## begin RECORD SET

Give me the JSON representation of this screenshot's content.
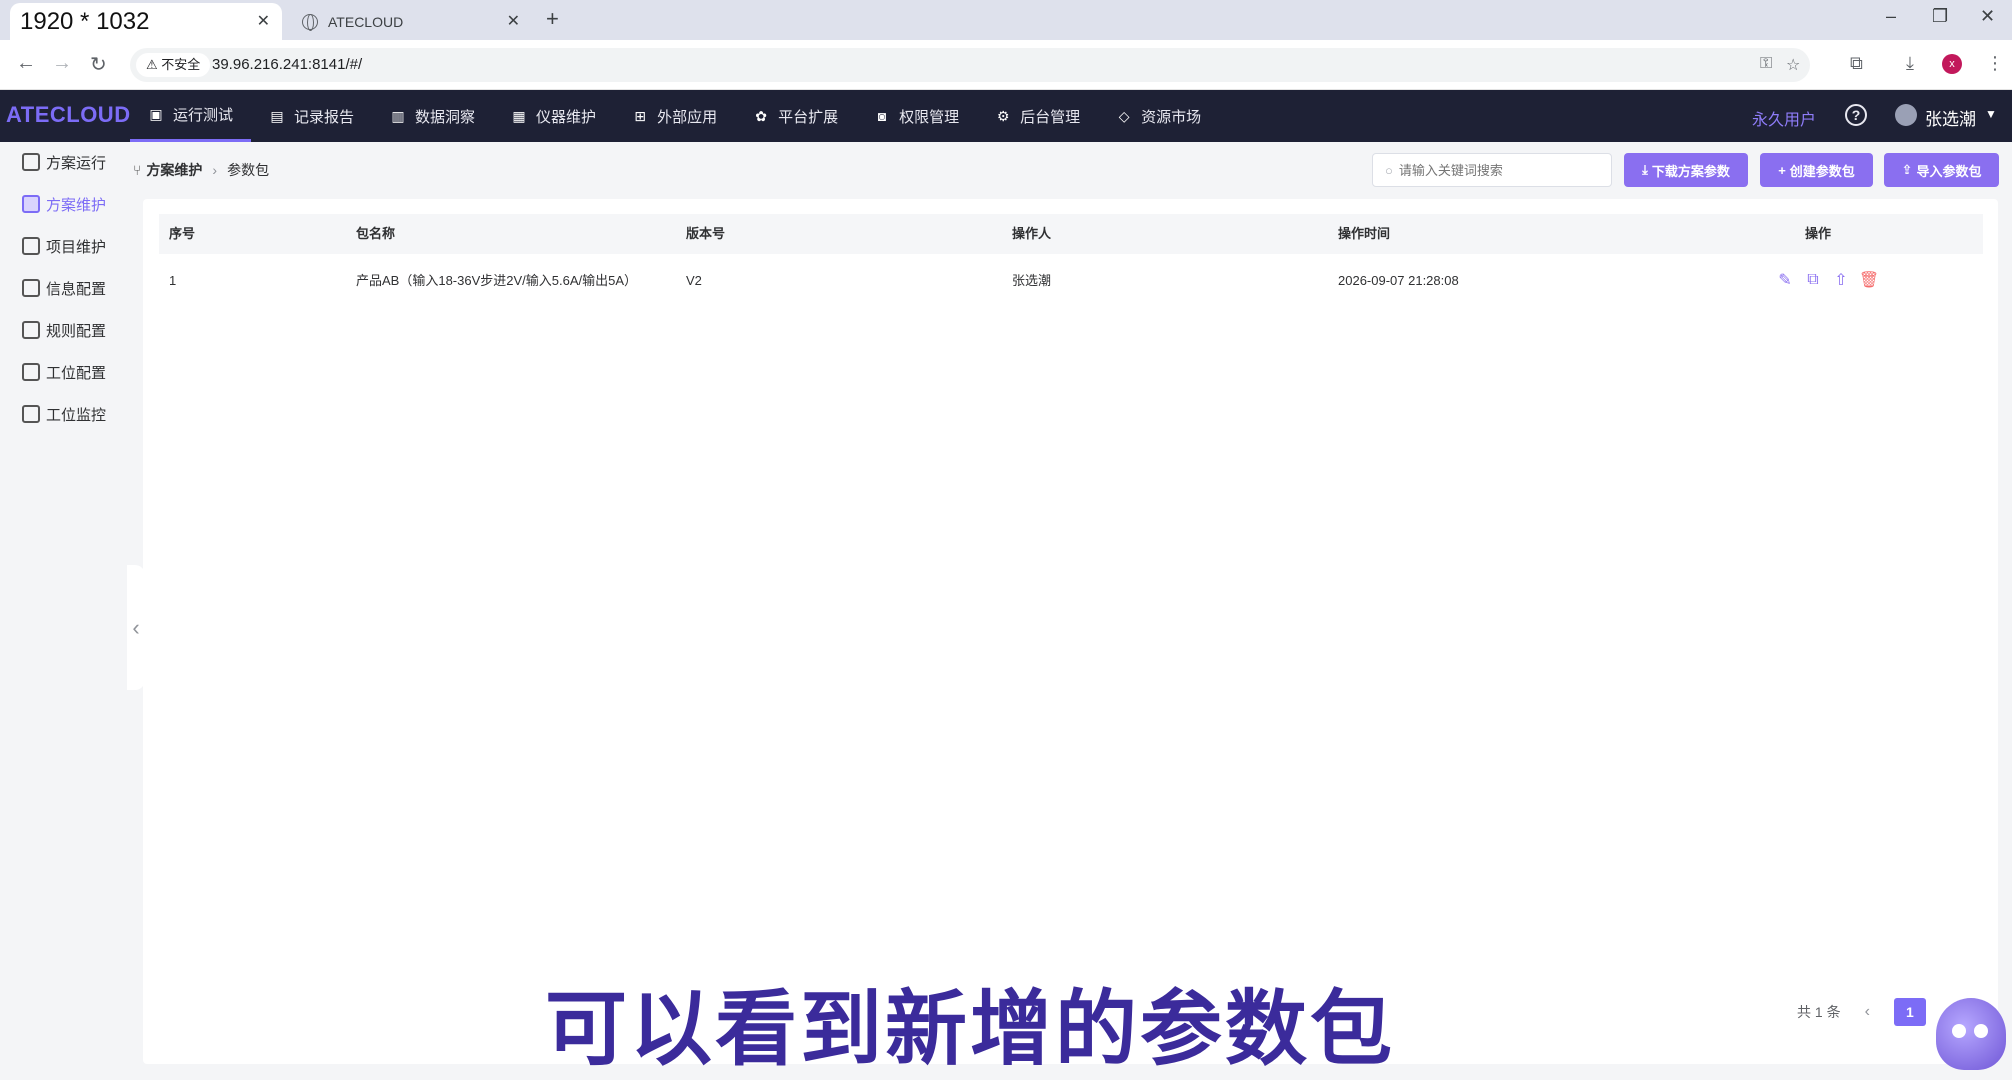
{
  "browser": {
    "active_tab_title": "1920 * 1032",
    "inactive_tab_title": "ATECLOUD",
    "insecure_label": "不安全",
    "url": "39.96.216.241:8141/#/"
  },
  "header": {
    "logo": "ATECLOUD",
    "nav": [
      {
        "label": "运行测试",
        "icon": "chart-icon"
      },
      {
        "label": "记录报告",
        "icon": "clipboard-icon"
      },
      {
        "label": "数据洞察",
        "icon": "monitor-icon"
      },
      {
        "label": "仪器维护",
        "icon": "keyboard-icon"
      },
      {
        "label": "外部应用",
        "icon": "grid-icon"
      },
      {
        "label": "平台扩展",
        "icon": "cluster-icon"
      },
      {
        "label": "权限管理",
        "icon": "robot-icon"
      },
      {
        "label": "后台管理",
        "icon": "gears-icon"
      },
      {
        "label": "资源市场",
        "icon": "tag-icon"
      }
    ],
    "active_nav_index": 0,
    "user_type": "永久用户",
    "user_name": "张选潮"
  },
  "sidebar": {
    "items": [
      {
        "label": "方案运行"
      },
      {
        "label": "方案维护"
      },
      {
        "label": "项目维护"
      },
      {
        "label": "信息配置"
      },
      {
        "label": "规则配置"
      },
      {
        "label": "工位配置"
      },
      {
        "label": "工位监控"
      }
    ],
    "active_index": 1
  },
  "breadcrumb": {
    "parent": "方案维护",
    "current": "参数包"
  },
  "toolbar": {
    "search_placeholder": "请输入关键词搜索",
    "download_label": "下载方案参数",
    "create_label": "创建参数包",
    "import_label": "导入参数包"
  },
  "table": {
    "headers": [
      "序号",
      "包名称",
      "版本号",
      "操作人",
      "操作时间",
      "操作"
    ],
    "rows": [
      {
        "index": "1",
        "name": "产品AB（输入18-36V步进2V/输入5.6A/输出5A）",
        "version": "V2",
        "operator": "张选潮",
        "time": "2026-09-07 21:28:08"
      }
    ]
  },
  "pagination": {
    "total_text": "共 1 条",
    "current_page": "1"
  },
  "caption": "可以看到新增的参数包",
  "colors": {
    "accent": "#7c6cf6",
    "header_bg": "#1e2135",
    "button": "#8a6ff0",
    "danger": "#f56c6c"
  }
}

## end RECORD SET
## begin RECORD SET

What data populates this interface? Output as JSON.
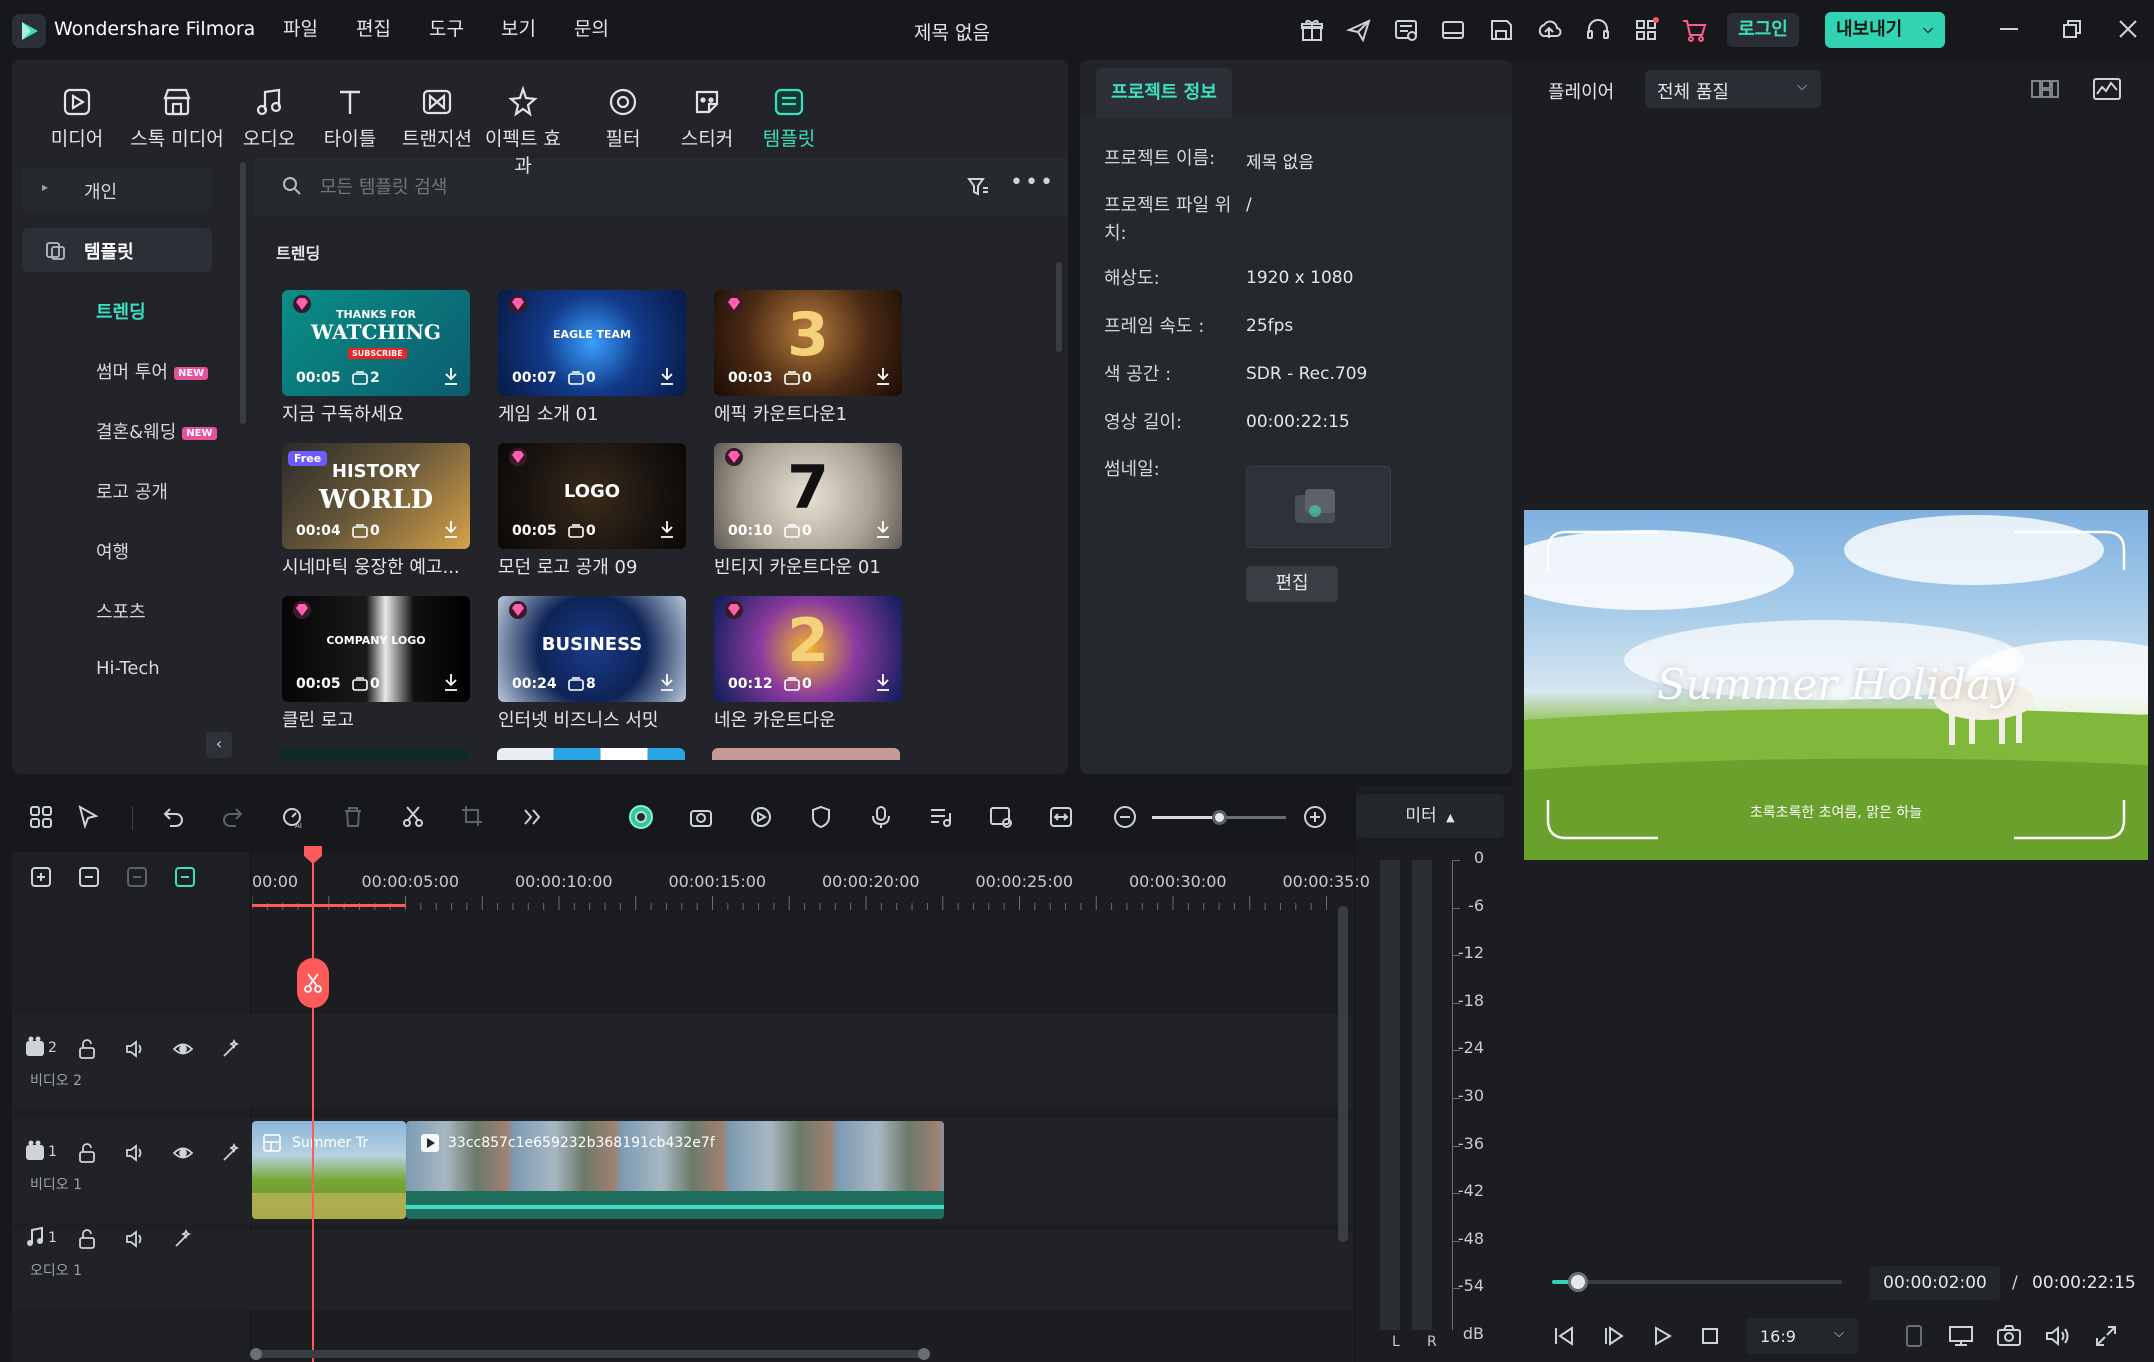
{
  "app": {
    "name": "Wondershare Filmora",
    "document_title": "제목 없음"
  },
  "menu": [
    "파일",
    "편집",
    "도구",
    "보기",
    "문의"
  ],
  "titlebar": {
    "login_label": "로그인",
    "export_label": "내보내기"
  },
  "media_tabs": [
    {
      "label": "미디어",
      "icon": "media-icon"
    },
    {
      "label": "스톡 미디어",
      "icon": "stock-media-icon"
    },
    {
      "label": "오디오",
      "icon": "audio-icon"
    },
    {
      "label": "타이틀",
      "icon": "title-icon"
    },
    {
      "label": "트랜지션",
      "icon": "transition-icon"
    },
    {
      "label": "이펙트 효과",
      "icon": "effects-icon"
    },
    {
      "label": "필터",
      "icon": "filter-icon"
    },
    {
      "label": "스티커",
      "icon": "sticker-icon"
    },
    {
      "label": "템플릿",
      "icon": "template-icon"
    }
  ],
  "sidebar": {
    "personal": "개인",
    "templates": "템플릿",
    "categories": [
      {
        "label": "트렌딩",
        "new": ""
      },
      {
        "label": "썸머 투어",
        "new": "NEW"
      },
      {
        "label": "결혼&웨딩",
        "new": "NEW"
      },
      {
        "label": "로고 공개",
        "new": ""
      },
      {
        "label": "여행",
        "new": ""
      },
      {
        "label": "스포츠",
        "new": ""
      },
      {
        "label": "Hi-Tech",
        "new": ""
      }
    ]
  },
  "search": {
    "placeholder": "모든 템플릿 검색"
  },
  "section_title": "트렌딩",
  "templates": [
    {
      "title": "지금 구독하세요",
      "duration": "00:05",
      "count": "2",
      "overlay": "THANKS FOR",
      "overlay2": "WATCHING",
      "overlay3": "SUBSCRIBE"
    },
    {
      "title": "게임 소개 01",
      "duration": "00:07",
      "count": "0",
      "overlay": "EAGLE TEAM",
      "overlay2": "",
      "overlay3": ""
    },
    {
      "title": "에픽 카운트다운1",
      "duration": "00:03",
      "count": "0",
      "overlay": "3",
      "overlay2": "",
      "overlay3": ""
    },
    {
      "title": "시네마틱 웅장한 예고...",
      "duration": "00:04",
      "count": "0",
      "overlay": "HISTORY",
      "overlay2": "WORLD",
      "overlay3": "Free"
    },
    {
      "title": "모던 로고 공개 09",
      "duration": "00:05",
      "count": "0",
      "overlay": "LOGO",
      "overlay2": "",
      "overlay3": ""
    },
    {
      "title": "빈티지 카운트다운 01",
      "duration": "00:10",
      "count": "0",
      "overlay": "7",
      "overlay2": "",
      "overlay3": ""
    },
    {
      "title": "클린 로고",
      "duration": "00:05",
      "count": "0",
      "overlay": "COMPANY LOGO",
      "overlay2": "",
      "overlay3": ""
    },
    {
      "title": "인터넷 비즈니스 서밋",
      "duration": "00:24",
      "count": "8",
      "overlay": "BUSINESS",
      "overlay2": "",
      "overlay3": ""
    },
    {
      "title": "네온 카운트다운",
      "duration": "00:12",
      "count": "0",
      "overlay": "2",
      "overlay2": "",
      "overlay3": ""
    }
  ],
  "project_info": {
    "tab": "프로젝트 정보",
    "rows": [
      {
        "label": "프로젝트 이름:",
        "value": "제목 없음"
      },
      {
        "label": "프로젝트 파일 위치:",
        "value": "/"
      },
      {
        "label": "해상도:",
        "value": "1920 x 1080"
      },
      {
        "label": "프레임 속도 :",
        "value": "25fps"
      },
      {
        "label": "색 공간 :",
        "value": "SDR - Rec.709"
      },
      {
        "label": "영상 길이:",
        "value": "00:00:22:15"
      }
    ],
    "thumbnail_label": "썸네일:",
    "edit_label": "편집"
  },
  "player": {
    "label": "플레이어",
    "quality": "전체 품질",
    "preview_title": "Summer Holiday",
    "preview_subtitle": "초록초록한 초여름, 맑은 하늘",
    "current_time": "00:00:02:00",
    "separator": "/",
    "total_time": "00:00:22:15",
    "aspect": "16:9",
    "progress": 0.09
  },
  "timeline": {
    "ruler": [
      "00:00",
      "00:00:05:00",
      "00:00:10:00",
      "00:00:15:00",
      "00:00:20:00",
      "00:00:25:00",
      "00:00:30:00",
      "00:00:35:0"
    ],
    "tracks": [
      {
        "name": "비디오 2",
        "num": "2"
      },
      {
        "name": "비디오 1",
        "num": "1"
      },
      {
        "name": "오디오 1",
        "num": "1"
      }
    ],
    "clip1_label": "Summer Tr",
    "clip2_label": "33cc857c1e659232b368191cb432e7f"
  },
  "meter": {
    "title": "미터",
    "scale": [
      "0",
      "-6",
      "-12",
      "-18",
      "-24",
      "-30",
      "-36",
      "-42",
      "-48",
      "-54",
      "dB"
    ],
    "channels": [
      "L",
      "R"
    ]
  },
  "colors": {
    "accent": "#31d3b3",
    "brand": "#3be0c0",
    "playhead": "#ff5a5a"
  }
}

## end RECORD SET

◆ **PROBLEM REQUIREMENTS**: Locate the string "JSON" in the listing above and copy every line where it occurs.

◆ **REPLY**:
Give me the JSON representation of this screenshot's content.
What data populates this interface? Output as JSON.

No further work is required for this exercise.